WHAT IS BEING ASKED: Reproduce all the entries exactly.
+ + + +
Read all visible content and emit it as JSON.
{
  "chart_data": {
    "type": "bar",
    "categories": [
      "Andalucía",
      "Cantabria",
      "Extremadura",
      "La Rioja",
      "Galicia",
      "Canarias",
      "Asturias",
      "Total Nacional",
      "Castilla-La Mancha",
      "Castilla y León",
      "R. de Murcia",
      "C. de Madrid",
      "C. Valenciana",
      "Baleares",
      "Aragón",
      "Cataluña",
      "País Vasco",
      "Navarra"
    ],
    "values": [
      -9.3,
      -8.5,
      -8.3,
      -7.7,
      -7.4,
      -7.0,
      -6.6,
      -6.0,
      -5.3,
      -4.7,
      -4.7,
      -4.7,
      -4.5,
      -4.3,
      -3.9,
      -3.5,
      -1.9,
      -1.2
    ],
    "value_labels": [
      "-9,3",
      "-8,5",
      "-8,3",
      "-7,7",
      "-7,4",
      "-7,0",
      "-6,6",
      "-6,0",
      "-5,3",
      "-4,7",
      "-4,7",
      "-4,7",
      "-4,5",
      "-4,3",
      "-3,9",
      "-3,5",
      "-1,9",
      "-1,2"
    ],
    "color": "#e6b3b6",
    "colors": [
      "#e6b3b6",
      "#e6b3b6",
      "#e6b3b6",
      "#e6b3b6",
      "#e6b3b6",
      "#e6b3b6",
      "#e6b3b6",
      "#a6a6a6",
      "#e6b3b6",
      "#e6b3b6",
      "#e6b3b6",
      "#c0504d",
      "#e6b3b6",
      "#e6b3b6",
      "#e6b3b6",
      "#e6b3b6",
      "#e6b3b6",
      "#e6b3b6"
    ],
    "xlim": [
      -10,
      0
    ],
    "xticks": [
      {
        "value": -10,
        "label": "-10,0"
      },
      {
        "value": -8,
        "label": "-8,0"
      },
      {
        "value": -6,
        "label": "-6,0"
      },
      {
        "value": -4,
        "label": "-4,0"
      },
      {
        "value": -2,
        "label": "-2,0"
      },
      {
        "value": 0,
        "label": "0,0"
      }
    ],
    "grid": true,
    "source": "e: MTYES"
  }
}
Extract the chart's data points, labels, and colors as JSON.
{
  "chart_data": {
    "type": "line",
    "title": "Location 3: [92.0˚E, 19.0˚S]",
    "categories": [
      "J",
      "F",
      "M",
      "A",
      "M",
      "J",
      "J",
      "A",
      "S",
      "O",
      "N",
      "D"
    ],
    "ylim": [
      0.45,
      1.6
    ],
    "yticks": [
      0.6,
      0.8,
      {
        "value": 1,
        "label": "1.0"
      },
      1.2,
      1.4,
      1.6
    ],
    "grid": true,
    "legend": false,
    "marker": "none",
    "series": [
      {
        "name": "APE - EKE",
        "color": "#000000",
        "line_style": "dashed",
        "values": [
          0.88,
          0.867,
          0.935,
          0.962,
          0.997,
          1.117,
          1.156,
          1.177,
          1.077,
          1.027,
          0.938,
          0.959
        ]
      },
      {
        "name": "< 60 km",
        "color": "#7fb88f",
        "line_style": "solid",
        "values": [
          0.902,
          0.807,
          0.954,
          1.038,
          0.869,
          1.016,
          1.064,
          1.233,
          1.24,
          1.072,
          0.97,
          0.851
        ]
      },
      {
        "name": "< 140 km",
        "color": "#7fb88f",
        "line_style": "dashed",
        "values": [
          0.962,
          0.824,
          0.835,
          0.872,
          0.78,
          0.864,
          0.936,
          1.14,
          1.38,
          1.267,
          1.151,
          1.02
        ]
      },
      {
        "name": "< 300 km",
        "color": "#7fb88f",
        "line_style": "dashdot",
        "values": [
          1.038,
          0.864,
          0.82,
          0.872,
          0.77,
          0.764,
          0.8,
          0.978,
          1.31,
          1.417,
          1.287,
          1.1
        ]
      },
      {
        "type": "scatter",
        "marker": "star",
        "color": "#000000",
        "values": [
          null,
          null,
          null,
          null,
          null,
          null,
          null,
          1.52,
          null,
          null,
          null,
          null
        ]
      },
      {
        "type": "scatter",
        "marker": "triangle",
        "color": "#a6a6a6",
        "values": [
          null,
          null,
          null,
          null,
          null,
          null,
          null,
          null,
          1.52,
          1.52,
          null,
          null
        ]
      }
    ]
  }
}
+ + + +
COMPLETED EXERCISE:
Read all visible content and emit it as JSON.
{
  "chart_data": {
    "type": "bar",
    "categories": [
      "Andalucía",
      "Cantabria",
      "Extremadura",
      "La Rioja",
      "Galicia",
      "Canarias",
      "Asturias",
      "Total Nacional",
      "Castilla-La Mancha",
      "Castilla y León",
      "R. de Murcia",
      "C. de Madrid",
      "C. Valenciana",
      "Baleares",
      "Aragón",
      "Cataluña",
      "País Vasco",
      "Navarra"
    ],
    "values": [
      -9.3,
      -8.5,
      -8.3,
      -7.7,
      -7.4,
      -7.0,
      -6.6,
      -6.0,
      -5.3,
      -4.7,
      -4.7,
      -4.7,
      -4.5,
      -4.3,
      -3.9,
      -3.5,
      -1.9,
      -1.2
    ],
    "value_labels": [
      "-9,3",
      "-8,5",
      "-8,3",
      "-7,7",
      "-7,4",
      "-7,0",
      "-6,6",
      "-6,0",
      "-5,3",
      "-4,7",
      "-4,7",
      "-4,7",
      "-4,5",
      "-4,3",
      "-3,9",
      "-3,5",
      "-1,9",
      "-1,2"
    ],
    "color": "#e6b3b6",
    "colors": [
      "#e6b3b6",
      "#e6b3b6",
      "#e6b3b6",
      "#e6b3b6",
      "#e6b3b6",
      "#e6b3b6",
      "#e6b3b6",
      "#a6a6a6",
      "#e6b3b6",
      "#e6b3b6",
      "#e6b3b6",
      "#c0504d",
      "#e6b3b6",
      "#e6b3b6",
      "#e6b3b6",
      "#e6b3b6",
      "#e6b3b6",
      "#e6b3b6"
    ],
    "xlim": [
      -10,
      0
    ],
    "xticks": [
      {
        "value": -10,
        "label": "-10,0"
      },
      {
        "value": -8,
        "label": "-8,0"
      },
      {
        "value": -6,
        "label": "-6,0"
      },
      {
        "value": -4,
        "label": "-4,0"
      },
      {
        "value": -2,
        "label": "-2,0"
      },
      {
        "value": 0,
        "label": "0,0"
      }
    ],
    "grid": true,
    "source": "e: MTYES"
  }
}
Extract the chart's data points, labels, and colors as JSON.
{
  "chart_data": {
    "type": "line",
    "title": "Location 3: [92.0˚E, 19.0˚S]",
    "categories": [
      "J",
      "F",
      "M",
      "A",
      "M",
      "J",
      "J",
      "A",
      "S",
      "O",
      "N",
      "D"
    ],
    "ylim": [
      0.45,
      1.6
    ],
    "yticks": [
      0.6,
      0.8,
      {
        "value": 1,
        "label": "1.0"
      },
      1.2,
      1.4,
      1.6
    ],
    "grid": true,
    "legend": false,
    "marker": "none",
    "series": [
      {
        "name": "APE - EKE",
        "color": "#000000",
        "line_style": "dashed",
        "values": [
          0.88,
          0.867,
          0.935,
          0.962,
          0.997,
          1.117,
          1.156,
          1.177,
          1.077,
          1.027,
          0.938,
          0.959
        ]
      },
      {
        "name": "< 60 km",
        "color": "#7fb88f",
        "line_style": "solid",
        "values": [
          0.902,
          0.807,
          0.954,
          1.038,
          0.869,
          1.016,
          1.064,
          1.233,
          1.24,
          1.072,
          0.97,
          0.851
        ]
      },
      {
        "name": "< 140 km",
        "color": "#7fb88f",
        "line_style": "dashed",
        "values": [
          0.962,
          0.824,
          0.835,
          0.872,
          0.78,
          0.864,
          0.936,
          1.14,
          1.38,
          1.267,
          1.151,
          1.02
        ]
      },
      {
        "name": "< 300 km",
        "color": "#7fb88f",
        "line_style": "dashdot",
        "values": [
          1.038,
          0.864,
          0.82,
          0.872,
          0.77,
          0.764,
          0.8,
          0.978,
          1.31,
          1.417,
          1.287,
          1.1
        ]
      },
      {
        "type": "scatter",
        "marker": "star",
        "color": "#000000",
        "values": [
          null,
          null,
          null,
          null,
          null,
          null,
          null,
          1.52,
          null,
          null,
          null,
          null
        ]
      },
      {
        "type": "scatter",
        "marker": "triangle",
        "color": "#a6a6a6",
        "values": [
          null,
          null,
          null,
          null,
          null,
          null,
          null,
          null,
          1.52,
          1.52,
          null,
          null
        ]
      }
    ]
  }
}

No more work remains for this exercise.